_Task to carry out_
Tally up the lines carrying the string "Pred" and respond with only the resulting number.

(Chart and figure data)
================

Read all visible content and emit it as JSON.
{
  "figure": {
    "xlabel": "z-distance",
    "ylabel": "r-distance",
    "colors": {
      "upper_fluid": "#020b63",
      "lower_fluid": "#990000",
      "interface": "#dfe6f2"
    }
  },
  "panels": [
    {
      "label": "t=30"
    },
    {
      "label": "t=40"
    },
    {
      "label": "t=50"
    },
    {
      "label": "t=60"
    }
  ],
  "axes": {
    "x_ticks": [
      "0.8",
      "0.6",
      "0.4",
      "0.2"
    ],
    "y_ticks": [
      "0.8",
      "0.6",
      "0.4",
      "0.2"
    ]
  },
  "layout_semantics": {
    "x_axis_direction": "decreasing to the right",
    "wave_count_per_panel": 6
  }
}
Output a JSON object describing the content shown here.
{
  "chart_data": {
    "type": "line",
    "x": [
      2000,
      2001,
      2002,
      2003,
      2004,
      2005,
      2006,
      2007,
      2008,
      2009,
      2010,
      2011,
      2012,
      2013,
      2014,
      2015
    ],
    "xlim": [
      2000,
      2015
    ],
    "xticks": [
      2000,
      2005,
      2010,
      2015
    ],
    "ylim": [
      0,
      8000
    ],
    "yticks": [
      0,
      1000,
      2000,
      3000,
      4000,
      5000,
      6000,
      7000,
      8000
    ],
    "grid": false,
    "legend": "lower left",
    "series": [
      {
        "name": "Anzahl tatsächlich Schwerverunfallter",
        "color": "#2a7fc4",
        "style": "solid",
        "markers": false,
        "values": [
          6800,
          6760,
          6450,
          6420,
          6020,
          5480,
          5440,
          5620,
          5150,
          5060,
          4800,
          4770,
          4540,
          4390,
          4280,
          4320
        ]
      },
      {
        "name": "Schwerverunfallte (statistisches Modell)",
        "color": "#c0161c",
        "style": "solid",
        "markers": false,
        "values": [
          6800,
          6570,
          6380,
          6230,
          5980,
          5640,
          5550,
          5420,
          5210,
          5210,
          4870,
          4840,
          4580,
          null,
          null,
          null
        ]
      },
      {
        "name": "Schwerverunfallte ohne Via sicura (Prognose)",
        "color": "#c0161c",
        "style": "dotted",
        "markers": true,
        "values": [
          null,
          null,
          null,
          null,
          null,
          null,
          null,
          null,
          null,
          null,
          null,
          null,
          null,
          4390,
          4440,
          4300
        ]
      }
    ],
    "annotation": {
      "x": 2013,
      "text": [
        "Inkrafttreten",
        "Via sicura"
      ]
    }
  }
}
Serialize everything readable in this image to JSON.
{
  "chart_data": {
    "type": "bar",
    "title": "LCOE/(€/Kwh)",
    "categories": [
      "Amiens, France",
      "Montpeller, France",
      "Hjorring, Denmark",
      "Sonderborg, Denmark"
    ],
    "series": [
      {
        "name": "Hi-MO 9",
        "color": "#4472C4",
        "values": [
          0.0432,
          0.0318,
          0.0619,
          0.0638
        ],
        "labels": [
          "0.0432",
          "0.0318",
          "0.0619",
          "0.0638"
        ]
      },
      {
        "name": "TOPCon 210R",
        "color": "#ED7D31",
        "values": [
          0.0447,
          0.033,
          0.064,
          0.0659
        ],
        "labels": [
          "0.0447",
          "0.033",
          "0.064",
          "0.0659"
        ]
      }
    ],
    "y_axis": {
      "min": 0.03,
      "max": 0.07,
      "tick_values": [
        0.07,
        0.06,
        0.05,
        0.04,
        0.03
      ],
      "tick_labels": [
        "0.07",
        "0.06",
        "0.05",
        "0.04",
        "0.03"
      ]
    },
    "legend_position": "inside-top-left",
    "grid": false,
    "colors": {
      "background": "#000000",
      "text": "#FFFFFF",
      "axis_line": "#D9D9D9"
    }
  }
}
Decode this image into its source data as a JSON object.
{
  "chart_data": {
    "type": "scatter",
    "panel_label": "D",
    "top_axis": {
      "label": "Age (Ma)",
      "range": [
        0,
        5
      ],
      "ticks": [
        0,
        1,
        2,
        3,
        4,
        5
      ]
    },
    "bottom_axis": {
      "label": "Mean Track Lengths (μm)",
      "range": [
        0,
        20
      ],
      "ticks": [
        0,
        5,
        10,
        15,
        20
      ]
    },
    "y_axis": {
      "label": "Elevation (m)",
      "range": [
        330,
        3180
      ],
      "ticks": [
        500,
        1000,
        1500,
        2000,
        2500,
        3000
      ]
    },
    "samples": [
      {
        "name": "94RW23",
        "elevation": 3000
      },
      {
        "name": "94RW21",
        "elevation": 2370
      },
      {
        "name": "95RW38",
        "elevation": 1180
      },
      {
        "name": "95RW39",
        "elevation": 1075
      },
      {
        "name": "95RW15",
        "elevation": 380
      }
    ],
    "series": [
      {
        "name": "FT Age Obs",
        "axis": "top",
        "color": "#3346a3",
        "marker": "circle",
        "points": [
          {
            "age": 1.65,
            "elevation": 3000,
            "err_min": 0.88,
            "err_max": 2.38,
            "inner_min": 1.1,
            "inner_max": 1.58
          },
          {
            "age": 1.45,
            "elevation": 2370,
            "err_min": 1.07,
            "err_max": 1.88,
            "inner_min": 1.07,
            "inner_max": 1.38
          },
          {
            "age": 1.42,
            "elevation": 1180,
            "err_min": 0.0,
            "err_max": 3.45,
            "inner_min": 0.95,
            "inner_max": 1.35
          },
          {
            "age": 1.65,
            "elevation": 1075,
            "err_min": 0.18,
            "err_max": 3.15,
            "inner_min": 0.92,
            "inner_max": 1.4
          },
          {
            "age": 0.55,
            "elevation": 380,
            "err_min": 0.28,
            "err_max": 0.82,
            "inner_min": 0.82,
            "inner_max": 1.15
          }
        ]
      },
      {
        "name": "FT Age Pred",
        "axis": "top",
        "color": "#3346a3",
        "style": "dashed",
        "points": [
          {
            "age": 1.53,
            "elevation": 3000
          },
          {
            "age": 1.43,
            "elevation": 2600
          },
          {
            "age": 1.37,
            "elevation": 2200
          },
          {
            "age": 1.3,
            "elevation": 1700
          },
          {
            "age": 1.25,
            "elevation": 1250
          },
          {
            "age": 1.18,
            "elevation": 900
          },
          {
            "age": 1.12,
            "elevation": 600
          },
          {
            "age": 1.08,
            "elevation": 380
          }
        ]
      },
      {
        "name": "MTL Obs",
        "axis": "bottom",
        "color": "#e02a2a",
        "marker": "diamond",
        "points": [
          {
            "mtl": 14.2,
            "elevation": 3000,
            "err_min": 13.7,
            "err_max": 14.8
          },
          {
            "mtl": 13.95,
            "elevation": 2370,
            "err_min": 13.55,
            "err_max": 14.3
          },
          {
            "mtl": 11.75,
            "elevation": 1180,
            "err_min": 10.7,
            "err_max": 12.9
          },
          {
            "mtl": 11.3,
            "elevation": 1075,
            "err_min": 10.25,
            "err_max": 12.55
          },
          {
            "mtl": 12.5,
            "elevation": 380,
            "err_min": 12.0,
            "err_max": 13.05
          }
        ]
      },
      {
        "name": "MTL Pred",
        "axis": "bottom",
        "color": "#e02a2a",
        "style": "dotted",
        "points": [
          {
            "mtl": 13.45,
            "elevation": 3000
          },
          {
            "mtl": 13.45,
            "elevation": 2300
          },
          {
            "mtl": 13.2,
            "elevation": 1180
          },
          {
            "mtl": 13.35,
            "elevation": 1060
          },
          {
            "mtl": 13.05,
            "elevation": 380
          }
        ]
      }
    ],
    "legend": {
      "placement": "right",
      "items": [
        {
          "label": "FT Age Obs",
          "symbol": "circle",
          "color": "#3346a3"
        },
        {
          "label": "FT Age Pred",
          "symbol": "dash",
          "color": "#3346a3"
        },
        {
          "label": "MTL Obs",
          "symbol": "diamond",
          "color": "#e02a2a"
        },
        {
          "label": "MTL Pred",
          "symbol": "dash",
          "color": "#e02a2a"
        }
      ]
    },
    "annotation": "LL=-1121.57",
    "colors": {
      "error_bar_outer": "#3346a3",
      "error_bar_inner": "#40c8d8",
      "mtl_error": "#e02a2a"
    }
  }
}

================

_Output for this task_
4